■ Goal of the exercise
Copy each of the following rows verbatim, keeping every character and line break unchanged.

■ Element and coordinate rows

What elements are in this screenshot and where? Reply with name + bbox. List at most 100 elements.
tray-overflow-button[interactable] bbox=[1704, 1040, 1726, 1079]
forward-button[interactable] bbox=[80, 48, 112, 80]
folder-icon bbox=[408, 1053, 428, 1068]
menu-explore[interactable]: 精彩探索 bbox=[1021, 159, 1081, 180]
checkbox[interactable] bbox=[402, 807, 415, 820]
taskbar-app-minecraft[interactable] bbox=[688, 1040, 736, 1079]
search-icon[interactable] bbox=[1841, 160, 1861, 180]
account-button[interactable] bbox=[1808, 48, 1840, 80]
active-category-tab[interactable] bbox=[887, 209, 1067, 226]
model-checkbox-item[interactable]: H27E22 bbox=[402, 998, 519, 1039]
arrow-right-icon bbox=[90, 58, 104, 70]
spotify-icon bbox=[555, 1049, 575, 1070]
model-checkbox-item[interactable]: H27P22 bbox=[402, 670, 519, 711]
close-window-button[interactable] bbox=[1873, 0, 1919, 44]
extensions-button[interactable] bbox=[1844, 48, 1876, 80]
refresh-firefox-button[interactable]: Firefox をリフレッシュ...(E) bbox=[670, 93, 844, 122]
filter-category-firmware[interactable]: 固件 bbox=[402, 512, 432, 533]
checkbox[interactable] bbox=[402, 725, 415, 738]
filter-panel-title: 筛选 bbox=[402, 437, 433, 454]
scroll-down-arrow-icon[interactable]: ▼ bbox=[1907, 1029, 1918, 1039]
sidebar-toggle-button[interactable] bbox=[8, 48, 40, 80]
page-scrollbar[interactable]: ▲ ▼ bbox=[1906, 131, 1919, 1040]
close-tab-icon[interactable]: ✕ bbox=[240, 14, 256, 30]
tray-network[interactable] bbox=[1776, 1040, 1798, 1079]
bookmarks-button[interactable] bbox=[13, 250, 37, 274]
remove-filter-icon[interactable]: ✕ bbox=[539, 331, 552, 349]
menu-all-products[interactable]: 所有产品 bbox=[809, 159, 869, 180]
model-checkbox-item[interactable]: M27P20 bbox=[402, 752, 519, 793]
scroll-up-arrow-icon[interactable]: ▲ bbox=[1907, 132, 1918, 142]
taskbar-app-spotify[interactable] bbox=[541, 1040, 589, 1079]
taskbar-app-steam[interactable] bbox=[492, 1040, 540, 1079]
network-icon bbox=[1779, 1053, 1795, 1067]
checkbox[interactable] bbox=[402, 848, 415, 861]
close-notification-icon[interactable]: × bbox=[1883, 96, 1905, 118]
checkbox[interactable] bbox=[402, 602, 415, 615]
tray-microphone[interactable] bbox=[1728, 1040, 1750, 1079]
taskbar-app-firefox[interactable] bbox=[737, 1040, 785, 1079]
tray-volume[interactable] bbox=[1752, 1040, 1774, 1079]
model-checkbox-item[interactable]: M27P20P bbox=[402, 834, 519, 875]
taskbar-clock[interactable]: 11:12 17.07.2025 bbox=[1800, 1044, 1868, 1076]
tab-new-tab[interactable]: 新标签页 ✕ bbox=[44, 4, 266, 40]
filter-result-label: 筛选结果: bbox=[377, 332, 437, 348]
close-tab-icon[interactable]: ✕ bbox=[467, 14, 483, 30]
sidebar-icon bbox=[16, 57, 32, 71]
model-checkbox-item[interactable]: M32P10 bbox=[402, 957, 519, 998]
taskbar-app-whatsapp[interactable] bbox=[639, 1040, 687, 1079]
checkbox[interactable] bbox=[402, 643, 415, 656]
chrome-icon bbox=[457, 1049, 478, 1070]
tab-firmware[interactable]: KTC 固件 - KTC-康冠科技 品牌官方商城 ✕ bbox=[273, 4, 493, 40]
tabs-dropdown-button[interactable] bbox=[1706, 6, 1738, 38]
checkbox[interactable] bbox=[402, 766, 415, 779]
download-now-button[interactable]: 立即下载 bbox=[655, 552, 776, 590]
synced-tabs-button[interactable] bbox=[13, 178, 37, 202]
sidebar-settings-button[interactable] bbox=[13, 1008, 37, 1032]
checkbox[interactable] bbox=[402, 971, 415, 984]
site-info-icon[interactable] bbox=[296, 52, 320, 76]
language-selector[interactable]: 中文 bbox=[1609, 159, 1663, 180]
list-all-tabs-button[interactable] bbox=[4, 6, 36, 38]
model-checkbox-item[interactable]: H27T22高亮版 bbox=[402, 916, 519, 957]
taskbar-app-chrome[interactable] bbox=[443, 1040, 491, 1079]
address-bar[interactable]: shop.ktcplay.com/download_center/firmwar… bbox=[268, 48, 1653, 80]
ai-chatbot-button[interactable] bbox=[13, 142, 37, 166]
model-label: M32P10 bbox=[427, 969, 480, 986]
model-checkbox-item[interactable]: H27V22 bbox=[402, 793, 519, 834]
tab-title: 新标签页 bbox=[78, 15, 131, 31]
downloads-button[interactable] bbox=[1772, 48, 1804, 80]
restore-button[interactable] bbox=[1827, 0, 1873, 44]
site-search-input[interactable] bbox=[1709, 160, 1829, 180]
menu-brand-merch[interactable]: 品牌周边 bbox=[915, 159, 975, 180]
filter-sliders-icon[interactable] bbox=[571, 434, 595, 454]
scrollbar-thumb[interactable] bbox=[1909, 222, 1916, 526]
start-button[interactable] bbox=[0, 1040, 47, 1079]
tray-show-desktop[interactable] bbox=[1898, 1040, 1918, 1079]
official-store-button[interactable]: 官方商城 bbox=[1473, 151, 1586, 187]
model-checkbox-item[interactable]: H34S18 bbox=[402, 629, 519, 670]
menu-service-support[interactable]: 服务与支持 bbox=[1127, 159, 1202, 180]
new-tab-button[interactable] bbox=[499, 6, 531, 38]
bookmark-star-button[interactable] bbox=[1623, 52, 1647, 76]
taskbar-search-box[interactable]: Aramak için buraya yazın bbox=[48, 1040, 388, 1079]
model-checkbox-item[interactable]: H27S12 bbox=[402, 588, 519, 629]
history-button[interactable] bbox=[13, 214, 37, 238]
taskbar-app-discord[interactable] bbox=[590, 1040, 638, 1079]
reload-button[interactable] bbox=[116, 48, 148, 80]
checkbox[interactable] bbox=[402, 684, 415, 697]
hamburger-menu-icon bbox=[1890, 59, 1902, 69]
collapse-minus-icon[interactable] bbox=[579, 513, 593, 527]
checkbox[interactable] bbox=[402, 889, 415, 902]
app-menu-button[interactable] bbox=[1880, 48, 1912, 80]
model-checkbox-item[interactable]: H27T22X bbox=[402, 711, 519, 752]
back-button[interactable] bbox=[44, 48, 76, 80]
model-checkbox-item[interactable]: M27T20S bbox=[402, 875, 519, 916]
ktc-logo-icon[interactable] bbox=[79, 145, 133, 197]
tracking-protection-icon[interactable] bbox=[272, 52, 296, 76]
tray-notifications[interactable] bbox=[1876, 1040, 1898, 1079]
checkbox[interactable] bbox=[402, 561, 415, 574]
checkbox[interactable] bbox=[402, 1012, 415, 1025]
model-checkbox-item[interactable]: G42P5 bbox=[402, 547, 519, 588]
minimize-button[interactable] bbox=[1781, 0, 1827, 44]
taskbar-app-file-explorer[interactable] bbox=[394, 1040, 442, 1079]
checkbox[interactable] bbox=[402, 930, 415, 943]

■ Exercise answer
What elements are in this screenshot and where? Reply with name + bbox. List at most 100 elements.
tray-overflow-button[interactable] bbox=[1704, 1040, 1726, 1079]
forward-button[interactable] bbox=[80, 48, 112, 80]
folder-icon bbox=[408, 1053, 428, 1068]
menu-explore[interactable]: 精彩探索 bbox=[1021, 159, 1081, 180]
checkbox[interactable] bbox=[402, 807, 415, 820]
taskbar-app-minecraft[interactable] bbox=[688, 1040, 736, 1079]
search-icon[interactable] bbox=[1841, 160, 1861, 180]
account-button[interactable] bbox=[1808, 48, 1840, 80]
active-category-tab[interactable] bbox=[887, 209, 1067, 226]
model-checkbox-item[interactable]: H27E22 bbox=[402, 998, 519, 1039]
arrow-right-icon bbox=[90, 58, 104, 70]
spotify-icon bbox=[555, 1049, 575, 1070]
model-checkbox-item[interactable]: H27P22 bbox=[402, 670, 519, 711]
close-window-button[interactable] bbox=[1873, 0, 1919, 44]
extensions-button[interactable] bbox=[1844, 48, 1876, 80]
refresh-firefox-button[interactable]: Firefox をリフレッシュ...(E) bbox=[670, 93, 844, 122]
filter-category-firmware[interactable]: 固件 bbox=[402, 512, 432, 533]
checkbox[interactable] bbox=[402, 725, 415, 738]
filter-panel-title: 筛选 bbox=[402, 437, 433, 454]
scroll-down-arrow-icon[interactable]: ▼ bbox=[1907, 1029, 1918, 1039]
sidebar-toggle-button[interactable] bbox=[8, 48, 40, 80]
page-scrollbar[interactable]: ▲ ▼ bbox=[1906, 131, 1919, 1040]
close-tab-icon[interactable]: ✕ bbox=[240, 14, 256, 30]
tray-network[interactable] bbox=[1776, 1040, 1798, 1079]
bookmarks-button[interactable] bbox=[13, 250, 37, 274]
remove-filter-icon[interactable]: ✕ bbox=[539, 331, 552, 349]
menu-all-products[interactable]: 所有产品 bbox=[809, 159, 869, 180]
model-checkbox-item[interactable]: M27P20 bbox=[402, 752, 519, 793]
scroll-up-arrow-icon[interactable]: ▲ bbox=[1907, 132, 1918, 142]
taskbar-app-spotify[interactable] bbox=[541, 1040, 589, 1079]
taskbar-app-steam[interactable] bbox=[492, 1040, 540, 1079]
network-icon bbox=[1779, 1053, 1795, 1067]
checkbox[interactable] bbox=[402, 848, 415, 861]
close-notification-icon[interactable]: × bbox=[1883, 96, 1905, 118]
checkbox[interactable] bbox=[402, 602, 415, 615]
tray-microphone[interactable] bbox=[1728, 1040, 1750, 1079]
taskbar-app-firefox[interactable] bbox=[737, 1040, 785, 1079]
tray-volume[interactable] bbox=[1752, 1040, 1774, 1079]
model-checkbox-item[interactable]: M27P20P bbox=[402, 834, 519, 875]
taskbar-clock[interactable]: 11:12 17.07.2025 bbox=[1800, 1044, 1868, 1076]
tab-new-tab[interactable]: 新标签页 ✕ bbox=[44, 4, 266, 40]
filter-result-label: 筛选结果: bbox=[377, 332, 437, 348]
close-tab-icon[interactable]: ✕ bbox=[467, 14, 483, 30]
sidebar-icon bbox=[16, 57, 32, 71]
model-checkbox-item[interactable]: M32P10 bbox=[402, 957, 519, 998]
taskbar-app-whatsapp[interactable] bbox=[639, 1040, 687, 1079]
checkbox[interactable] bbox=[402, 643, 415, 656]
chrome-icon bbox=[457, 1049, 478, 1070]
tab-firmware[interactable]: KTC 固件 - KTC-康冠科技 品牌官方商城 ✕ bbox=[273, 4, 493, 40]
tabs-dropdown-button[interactable] bbox=[1706, 6, 1738, 38]
checkbox[interactable] bbox=[402, 766, 415, 779]
download-now-button[interactable]: 立即下载 bbox=[655, 552, 776, 590]
synced-tabs-button[interactable] bbox=[13, 178, 37, 202]
sidebar-settings-button[interactable] bbox=[13, 1008, 37, 1032]
checkbox[interactable] bbox=[402, 971, 415, 984]
site-info-icon[interactable] bbox=[296, 52, 320, 76]
language-selector[interactable]: 中文 bbox=[1609, 159, 1663, 180]
list-all-tabs-button[interactable] bbox=[4, 6, 36, 38]
model-checkbox-item[interactable]: H27T22高亮版 bbox=[402, 916, 519, 957]
taskbar-app-chrome[interactable] bbox=[443, 1040, 491, 1079]
address-bar[interactable]: shop.ktcplay.com/download_center/firmwar… bbox=[268, 48, 1653, 80]
ai-chatbot-button[interactable] bbox=[13, 142, 37, 166]
model-label: M32P10 bbox=[427, 969, 480, 986]
model-checkbox-item[interactable]: H27V22 bbox=[402, 793, 519, 834]
tab-title: 新标签页 bbox=[78, 15, 131, 31]
downloads-button[interactable] bbox=[1772, 48, 1804, 80]
restore-button[interactable] bbox=[1827, 0, 1873, 44]
site-search-input[interactable] bbox=[1709, 160, 1829, 180]
menu-brand-merch[interactable]: 品牌周边 bbox=[915, 159, 975, 180]
filter-sliders-icon[interactable] bbox=[571, 434, 595, 454]
scrollbar-thumb[interactable] bbox=[1909, 222, 1916, 526]
start-button[interactable] bbox=[0, 1040, 47, 1079]
tray-show-desktop[interactable] bbox=[1898, 1040, 1918, 1079]
official-store-button[interactable]: 官方商城 bbox=[1473, 151, 1586, 187]
model-checkbox-item[interactable]: H34S18 bbox=[402, 629, 519, 670]
menu-service-support[interactable]: 服务与支持 bbox=[1127, 159, 1202, 180]
new-tab-button[interactable] bbox=[499, 6, 531, 38]
bookmark-star-button[interactable] bbox=[1623, 52, 1647, 76]
taskbar-search-box[interactable]: Aramak için buraya yazın bbox=[48, 1040, 388, 1079]
model-checkbox-item[interactable]: H27S12 bbox=[402, 588, 519, 629]
history-button[interactable] bbox=[13, 214, 37, 238]
taskbar-app-discord[interactable] bbox=[590, 1040, 638, 1079]
reload-button[interactable] bbox=[116, 48, 148, 80]
checkbox[interactable] bbox=[402, 684, 415, 697]
hamburger-menu-icon bbox=[1890, 59, 1902, 69]
collapse-minus-icon[interactable] bbox=[579, 513, 593, 527]
checkbox[interactable] bbox=[402, 889, 415, 902]
app-menu-button[interactable] bbox=[1880, 48, 1912, 80]
model-checkbox-item[interactable]: H27T22X bbox=[402, 711, 519, 752]
back-button[interactable] bbox=[44, 48, 76, 80]
model-checkbox-item[interactable]: M27T20S bbox=[402, 875, 519, 916]
ktc-logo-icon[interactable] bbox=[79, 145, 133, 197]
tracking-protection-icon[interactable] bbox=[272, 52, 296, 76]
tray-notifications[interactable] bbox=[1876, 1040, 1898, 1079]
checkbox[interactable] bbox=[402, 561, 415, 574]
checkbox[interactable] bbox=[402, 1012, 415, 1025]
model-checkbox-item[interactable]: G42P5 bbox=[402, 547, 519, 588]
minimize-button[interactable] bbox=[1781, 0, 1827, 44]
taskbar-app-file-explorer[interactable] bbox=[394, 1040, 442, 1079]
checkbox[interactable] bbox=[402, 930, 415, 943]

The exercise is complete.